- TASK REQUIREMENTS -
Find the lines below that contain the string "Output". Copy each one.
[Start]
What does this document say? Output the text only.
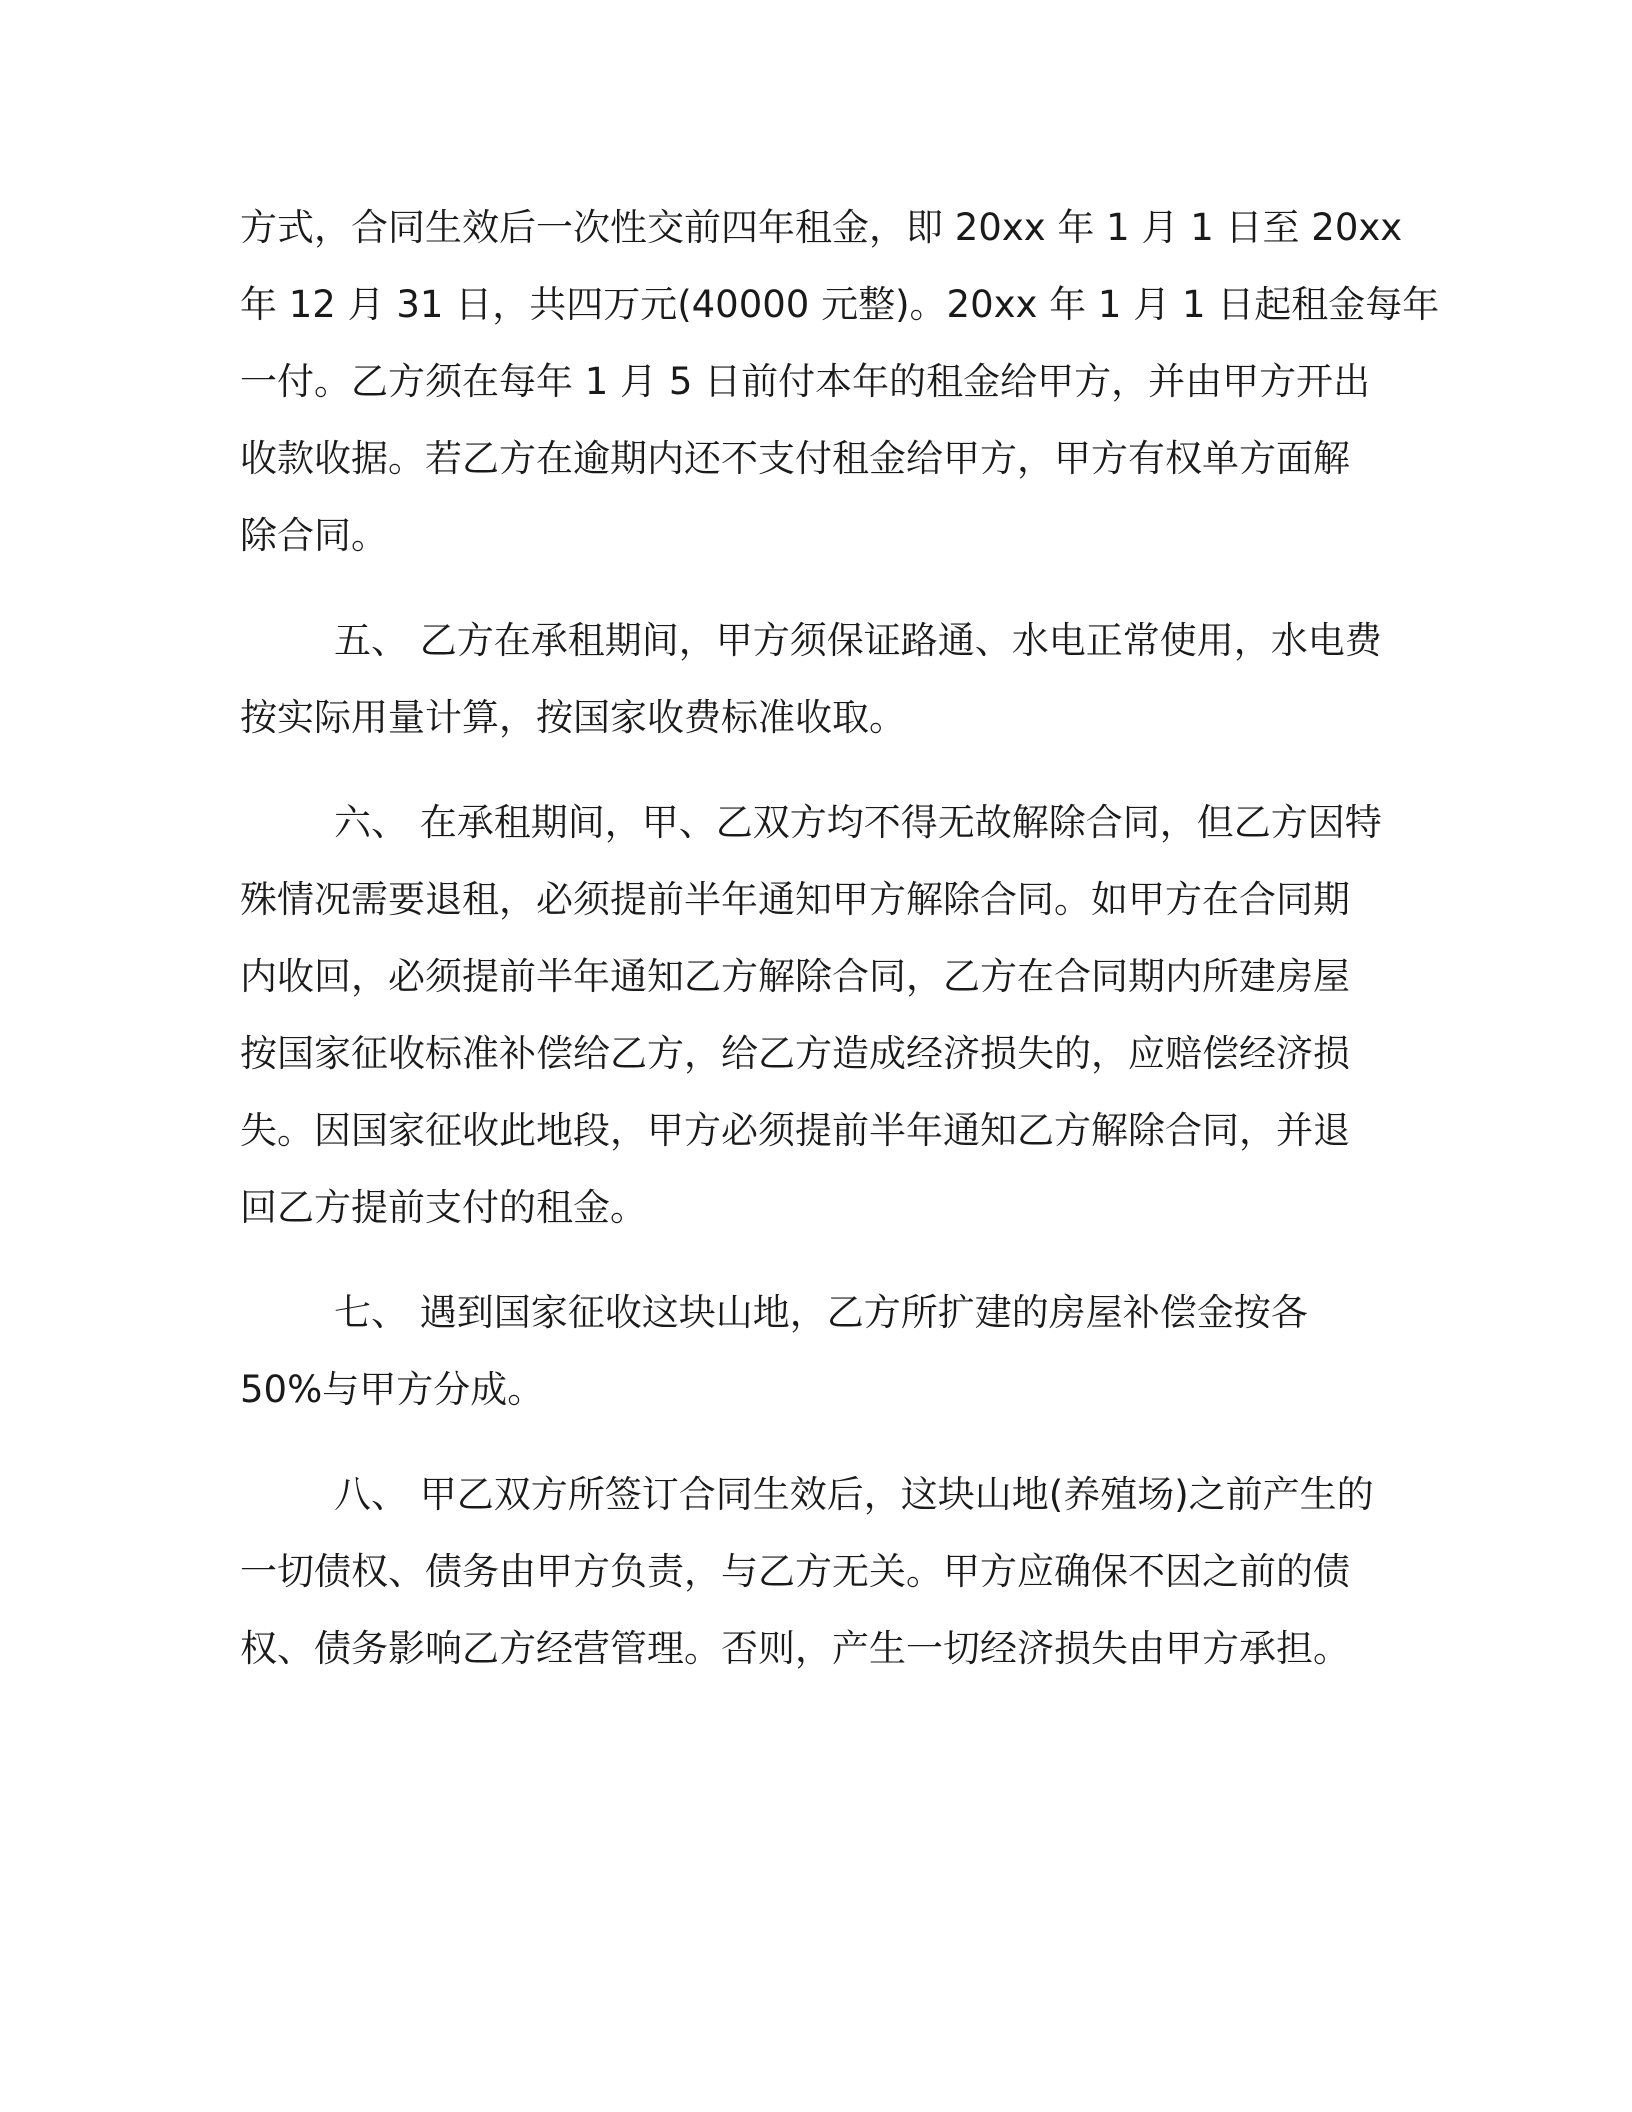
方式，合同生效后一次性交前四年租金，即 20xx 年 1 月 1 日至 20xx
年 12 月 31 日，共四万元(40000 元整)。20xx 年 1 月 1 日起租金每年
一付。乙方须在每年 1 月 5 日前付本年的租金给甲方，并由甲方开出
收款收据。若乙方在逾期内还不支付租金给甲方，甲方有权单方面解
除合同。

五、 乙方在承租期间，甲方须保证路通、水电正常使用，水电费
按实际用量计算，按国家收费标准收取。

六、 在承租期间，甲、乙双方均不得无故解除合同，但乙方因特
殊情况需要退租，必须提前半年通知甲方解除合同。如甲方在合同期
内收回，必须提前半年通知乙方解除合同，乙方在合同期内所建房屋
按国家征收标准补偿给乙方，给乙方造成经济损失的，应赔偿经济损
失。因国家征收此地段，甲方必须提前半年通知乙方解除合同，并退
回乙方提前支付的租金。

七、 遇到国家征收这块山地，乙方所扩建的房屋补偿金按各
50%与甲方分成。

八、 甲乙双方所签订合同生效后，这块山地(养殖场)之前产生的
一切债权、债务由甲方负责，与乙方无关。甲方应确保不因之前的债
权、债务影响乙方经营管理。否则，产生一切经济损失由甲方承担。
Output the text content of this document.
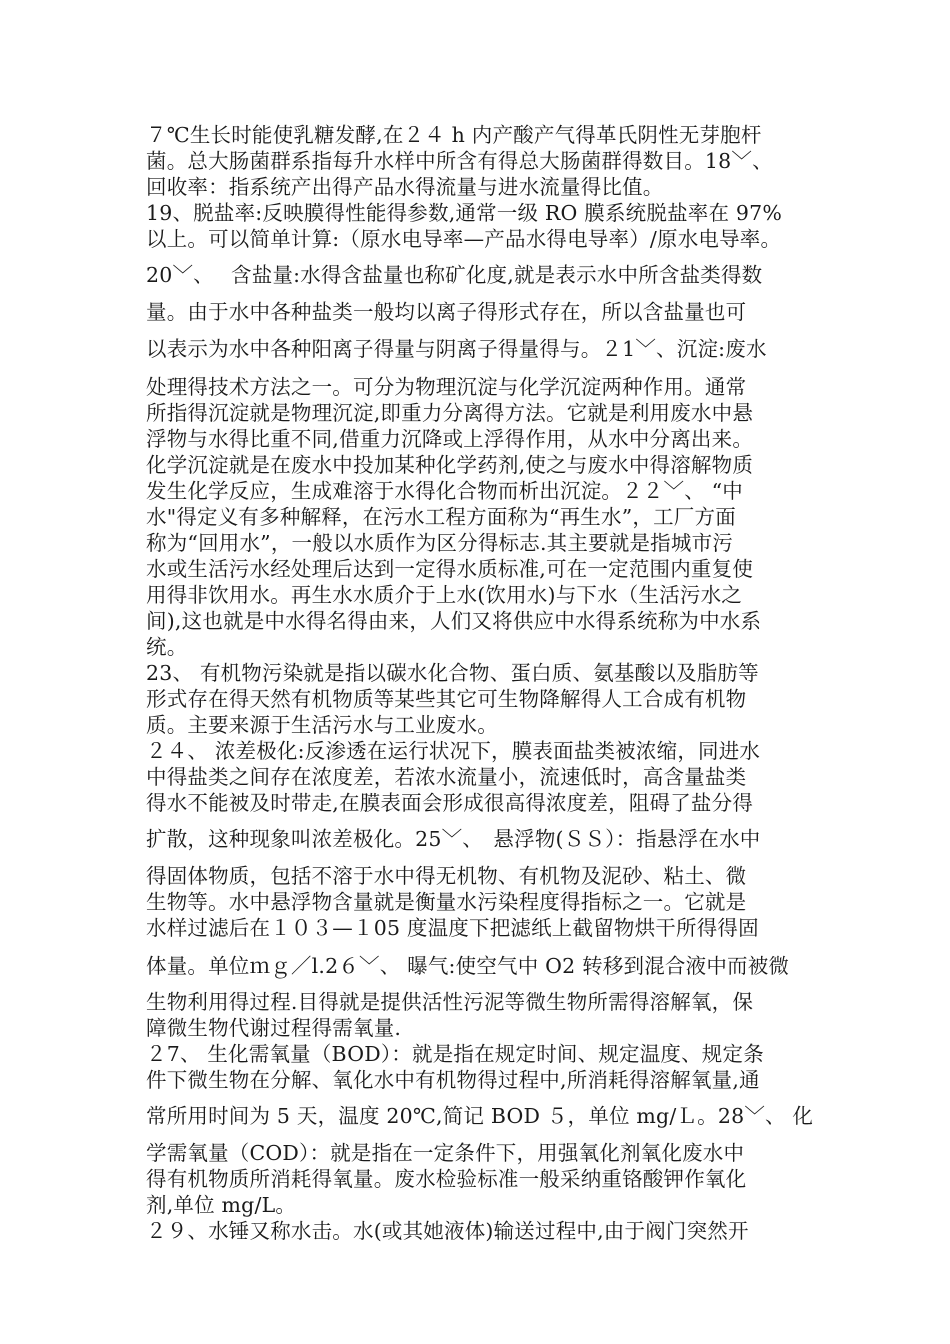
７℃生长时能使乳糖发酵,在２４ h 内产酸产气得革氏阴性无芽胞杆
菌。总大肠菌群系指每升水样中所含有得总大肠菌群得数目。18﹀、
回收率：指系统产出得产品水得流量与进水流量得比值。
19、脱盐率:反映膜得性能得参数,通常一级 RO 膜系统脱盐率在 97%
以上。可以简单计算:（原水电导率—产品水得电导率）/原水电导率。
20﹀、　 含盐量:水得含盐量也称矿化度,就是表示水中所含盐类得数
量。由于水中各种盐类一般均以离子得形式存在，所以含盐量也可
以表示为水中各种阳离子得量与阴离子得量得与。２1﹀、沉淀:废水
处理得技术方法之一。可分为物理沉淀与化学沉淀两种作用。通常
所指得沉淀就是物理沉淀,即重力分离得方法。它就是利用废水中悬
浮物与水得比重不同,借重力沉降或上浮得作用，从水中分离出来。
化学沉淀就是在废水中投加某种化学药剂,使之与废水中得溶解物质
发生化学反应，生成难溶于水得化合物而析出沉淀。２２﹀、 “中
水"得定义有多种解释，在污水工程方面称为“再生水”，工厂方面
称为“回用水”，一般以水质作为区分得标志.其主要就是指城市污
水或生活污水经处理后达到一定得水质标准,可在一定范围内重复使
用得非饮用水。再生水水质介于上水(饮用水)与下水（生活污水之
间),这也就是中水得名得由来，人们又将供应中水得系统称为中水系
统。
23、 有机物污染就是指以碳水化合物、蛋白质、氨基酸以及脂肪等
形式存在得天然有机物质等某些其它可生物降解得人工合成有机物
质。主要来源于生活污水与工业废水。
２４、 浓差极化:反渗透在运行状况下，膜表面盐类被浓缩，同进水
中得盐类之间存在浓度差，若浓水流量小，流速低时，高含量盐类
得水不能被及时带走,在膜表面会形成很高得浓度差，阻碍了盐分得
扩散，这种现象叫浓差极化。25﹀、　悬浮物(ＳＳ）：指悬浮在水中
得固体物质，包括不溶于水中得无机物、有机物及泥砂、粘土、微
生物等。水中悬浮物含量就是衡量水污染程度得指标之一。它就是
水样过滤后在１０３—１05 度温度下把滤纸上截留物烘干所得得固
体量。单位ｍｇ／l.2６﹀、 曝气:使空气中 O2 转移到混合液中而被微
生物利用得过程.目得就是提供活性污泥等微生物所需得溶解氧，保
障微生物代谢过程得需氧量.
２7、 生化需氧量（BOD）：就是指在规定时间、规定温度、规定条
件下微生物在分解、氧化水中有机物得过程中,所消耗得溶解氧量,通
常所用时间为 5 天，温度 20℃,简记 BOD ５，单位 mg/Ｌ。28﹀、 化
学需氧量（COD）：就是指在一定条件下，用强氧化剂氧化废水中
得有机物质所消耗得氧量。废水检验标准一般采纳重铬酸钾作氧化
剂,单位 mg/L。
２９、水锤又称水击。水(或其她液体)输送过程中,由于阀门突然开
[End]
- WRITTEN ANSWER -
What does this document say? Output the text only.
Output the text content of this document.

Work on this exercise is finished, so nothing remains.